Фрагмент документа →
:::::

Такая прелесть была у Тургенева, и она, в частности, видимо, все более и более раздражала Добролюбова. К тому же, в отличие от Чернышевского, в основном сталкивавшегося с Тургеневым, так сказать, по службе, хотя и на квартире - некрасовской, Добролюбов, в сущности, был обречен на совместный с Тургеневым быт - опять-таки квартирный, некрасовский.
Дело в том, что Добролюбов с его абсолютным равнодушием к бытовой стороне своего существования жил после окончания института в скверной, сырой и запущенной квартире. Когда Некрасов об этом узнал, то немедленно занялся организацией добролюбовского быта: квартира, слуга, обед. А через два-три дня уже его и организовал. В доме Краевского, где жили Некрасов и Панаевы, оказались свободными две комнаты с передней: вернее, их освободили за соответствующее вознаграждение от жильцов. Переселившись туда, Добролюбов, естественно, вошел в некрасовско-панаевский быт. Тургенев же, когда жил в Петербурге, пребывал в этом некрасовском быту издавна и неизменно: приезжал каждый день с утра и оставался до вечера, до визитов, а часто и после них.
«Положительно, - вспоминает Чернышевский, - он жил больше у Некрасова, чем у себя дома». А Добролюбов, собственно, жил у Некрасова, как у себя дома: утренние чаи, завтраки, обеды...
«Дети» не слишком деликатничали с «отцом» даже и в вопросах, касающихся художественной литературы, в которых Тургенев для «Современника» всегда был главным мэтром и судьей окончательных приговоров.
Сам Чернышевский рассказал о двух характерных эпизодах.
Один раз Некрасов по совету Тургенева просил Чернышевского на предмет помещения в «Современнике» познакомиться с народными рассказами немецкого писателя Ауэрбаха, неизменно автором «Записок охотника» ценившегося. Чернышевский находил Ауэрбаха жеманным, пресным и скучным. Что замечательно - никогда его не читав. Прочитав-таки по настоянию Некрасова один (!) рассказ, критик отдал книгу Некрасову, сказав, что «ничего (!) из нее переводить не стоит»: «Тургенев долго не отставал, - рассказывает Чернышевский, - и много раз спорил со мною, и был очень раздражен неуспехом».
Опять-таки бросается в глаза проявляющаяся даже в зрелом, воспитанном литераторе, а не в молодом разночинном лекаре, абсолютно базаровская самоуверенность и категоризм: прочитал один рассказ, но - переводить не стоит ничего.

:::::

Исходные данные →
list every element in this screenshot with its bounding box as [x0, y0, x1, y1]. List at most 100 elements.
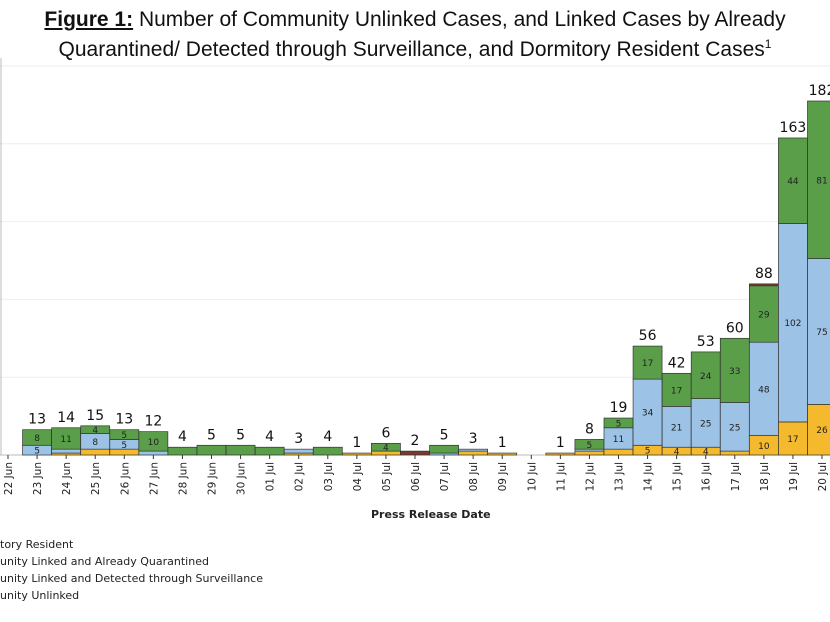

:::::

Что нужно сделать →
1. В чьем доме, согласно отрывку о Тургеневе и Добролюбове, для Добролюбова освободили две комнаты с передней?
2. Напишите, пожалуйста, что следует за последним предложением отрывка о Тургеневе и Добролюбове.

Ответы →
1. В доме Краевского, где жили Некрасов и Панаевы.

2.
Получал Тургенев и публичные щелчки. Однажды у Некрасова Тургенев читал «Псковитянку» Мея, опять-таки желая напечатать ее в «Современнике». Пьеса вызвала общее сочувствие. «Когда, - пишет Чернышевский, - говор стал утихать, я сказал с своего места: «Иван Сергеевич, это скучная и совершенно бездарная вещь, печатать ее в «Современнике» не стоит». Тургенев стал защищать высказанное им прежде мнение, я разбирал его аргументы, так поговорили мы несколько минут. Он свернул и спрятал рукопись, сказав, что не будет продолжать чтение. Тем дело и кончилось. Не помню, каким языком вел я спор. По всей вероятности, безобидным для Тургенева. О нем положительно помню, что он спорил со мною очень учтиво». Чем не спор Базарова с любым из братьев Кирсановых? И какова его «безобидность» для Тургенева? Да, Тургенев лично переживал такие споры будущего романа и лично обижался и лично восхищался. Но дело тем не кончилось.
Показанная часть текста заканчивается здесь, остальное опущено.